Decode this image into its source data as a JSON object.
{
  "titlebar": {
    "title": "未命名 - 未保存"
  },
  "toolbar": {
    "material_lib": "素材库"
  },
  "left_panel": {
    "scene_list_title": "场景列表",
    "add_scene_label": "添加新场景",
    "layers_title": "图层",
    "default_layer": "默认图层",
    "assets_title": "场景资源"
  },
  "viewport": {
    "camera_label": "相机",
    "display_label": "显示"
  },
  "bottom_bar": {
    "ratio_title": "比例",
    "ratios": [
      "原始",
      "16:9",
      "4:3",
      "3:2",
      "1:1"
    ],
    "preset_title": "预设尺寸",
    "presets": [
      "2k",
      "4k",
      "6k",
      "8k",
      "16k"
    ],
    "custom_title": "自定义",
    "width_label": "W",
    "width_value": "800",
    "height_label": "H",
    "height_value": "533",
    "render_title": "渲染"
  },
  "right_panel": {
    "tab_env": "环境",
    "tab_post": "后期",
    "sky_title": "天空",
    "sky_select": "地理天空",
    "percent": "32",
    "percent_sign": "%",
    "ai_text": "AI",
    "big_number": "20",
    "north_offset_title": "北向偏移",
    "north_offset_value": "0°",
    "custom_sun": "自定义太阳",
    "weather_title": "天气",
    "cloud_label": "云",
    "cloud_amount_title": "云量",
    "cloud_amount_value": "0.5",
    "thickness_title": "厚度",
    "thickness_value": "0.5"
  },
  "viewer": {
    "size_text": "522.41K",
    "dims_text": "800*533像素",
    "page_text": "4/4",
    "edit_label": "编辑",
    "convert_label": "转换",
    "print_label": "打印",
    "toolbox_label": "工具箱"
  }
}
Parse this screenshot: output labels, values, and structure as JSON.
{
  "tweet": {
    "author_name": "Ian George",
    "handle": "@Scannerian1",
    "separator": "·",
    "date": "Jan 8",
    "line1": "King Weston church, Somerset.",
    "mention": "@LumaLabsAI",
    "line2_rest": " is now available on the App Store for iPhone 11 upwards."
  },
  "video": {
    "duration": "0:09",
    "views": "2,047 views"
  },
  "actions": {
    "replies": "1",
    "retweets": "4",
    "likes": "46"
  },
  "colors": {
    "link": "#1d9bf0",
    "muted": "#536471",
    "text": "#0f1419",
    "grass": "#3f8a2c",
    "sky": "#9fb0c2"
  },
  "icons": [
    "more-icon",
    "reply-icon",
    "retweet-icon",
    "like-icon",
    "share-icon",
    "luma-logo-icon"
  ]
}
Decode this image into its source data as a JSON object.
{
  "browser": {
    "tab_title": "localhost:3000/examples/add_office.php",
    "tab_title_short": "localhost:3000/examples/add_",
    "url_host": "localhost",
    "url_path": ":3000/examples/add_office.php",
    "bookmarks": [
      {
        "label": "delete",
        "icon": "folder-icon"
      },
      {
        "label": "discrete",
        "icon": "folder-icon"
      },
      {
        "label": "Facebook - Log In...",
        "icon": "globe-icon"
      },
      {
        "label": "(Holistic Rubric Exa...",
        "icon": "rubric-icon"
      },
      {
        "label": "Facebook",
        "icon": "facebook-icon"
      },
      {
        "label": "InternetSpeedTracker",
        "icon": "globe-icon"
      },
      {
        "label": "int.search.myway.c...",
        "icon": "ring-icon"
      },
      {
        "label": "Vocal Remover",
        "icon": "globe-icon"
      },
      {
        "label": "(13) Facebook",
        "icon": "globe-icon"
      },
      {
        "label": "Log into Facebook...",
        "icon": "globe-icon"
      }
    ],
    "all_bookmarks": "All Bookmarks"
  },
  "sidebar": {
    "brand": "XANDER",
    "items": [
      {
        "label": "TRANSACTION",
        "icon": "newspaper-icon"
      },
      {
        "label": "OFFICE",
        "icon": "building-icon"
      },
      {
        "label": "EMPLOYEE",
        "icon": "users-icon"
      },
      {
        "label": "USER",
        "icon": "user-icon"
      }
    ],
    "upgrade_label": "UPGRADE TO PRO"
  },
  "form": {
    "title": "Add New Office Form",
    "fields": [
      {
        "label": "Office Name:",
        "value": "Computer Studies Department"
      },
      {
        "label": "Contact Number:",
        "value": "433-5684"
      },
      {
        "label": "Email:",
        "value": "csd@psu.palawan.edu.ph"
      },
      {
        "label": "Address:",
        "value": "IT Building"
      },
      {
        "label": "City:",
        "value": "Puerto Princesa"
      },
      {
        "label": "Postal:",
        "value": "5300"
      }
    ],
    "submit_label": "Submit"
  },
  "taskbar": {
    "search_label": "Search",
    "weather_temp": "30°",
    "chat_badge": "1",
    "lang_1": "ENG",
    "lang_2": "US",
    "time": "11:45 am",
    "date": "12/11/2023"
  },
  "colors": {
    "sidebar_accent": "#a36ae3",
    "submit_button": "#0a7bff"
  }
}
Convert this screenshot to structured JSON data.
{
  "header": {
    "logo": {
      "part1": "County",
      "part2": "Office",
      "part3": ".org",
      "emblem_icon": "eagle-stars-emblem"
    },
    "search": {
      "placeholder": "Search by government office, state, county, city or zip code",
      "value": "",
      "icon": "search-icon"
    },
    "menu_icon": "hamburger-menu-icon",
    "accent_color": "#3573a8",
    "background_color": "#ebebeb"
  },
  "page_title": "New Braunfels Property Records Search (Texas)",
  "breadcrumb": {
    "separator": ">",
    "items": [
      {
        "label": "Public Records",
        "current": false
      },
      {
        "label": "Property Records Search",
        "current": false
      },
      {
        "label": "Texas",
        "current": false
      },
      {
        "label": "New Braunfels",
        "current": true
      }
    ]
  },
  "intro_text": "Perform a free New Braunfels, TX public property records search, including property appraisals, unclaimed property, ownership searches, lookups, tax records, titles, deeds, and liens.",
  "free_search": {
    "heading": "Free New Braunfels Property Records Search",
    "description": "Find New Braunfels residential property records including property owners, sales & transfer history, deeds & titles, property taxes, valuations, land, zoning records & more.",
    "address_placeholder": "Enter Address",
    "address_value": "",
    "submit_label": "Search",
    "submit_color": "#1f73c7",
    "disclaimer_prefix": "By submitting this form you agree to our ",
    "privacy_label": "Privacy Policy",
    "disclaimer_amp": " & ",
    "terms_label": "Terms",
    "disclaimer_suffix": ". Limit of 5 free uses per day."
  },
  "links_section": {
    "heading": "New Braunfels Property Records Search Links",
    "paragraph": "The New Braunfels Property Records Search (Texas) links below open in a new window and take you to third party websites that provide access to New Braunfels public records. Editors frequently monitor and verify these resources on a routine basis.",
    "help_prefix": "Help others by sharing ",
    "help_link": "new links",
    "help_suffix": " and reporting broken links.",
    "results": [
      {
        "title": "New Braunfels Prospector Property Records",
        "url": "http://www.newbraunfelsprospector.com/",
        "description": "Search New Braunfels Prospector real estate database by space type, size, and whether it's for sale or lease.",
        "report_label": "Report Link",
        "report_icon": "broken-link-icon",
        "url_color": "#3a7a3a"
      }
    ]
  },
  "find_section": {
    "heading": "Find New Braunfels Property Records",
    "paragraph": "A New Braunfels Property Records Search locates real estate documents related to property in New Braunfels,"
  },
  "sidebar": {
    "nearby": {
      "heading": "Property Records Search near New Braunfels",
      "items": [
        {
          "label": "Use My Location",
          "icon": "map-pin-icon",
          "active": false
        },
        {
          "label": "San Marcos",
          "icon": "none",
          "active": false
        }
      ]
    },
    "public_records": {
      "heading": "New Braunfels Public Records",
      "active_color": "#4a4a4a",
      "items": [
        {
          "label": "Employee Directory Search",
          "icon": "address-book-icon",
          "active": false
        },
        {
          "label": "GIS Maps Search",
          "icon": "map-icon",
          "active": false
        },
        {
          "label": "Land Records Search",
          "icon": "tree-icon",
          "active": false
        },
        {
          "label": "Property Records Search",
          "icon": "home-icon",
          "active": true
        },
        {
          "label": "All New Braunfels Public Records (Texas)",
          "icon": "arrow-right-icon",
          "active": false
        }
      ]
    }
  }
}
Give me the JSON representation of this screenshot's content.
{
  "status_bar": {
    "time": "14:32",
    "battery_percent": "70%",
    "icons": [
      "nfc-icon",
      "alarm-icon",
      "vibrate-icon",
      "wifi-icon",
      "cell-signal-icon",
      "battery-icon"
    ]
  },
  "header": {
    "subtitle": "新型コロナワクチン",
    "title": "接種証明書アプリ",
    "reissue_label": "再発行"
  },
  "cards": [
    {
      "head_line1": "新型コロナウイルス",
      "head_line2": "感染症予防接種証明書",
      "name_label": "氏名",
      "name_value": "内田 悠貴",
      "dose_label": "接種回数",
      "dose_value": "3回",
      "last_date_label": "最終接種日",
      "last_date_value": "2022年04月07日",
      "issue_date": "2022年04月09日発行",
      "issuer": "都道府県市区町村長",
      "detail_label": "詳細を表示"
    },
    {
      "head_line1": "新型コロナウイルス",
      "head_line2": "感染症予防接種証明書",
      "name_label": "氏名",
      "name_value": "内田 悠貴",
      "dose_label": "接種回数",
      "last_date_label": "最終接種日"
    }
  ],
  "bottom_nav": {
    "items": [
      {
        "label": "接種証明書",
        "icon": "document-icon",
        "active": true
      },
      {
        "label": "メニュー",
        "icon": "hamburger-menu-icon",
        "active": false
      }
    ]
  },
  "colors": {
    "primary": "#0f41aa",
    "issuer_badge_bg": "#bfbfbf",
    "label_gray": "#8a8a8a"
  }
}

- Work to do -
In the records above, locate every line with the string "estate" and copy it.

- Final result -
        "description": "Search New Braunfels Prospector real estate database by space type, size, and whether it's for sale or lease.",
    "paragraph": "A New Braunfels Property Records Search locates real estate documents related to property in New Braunfels,"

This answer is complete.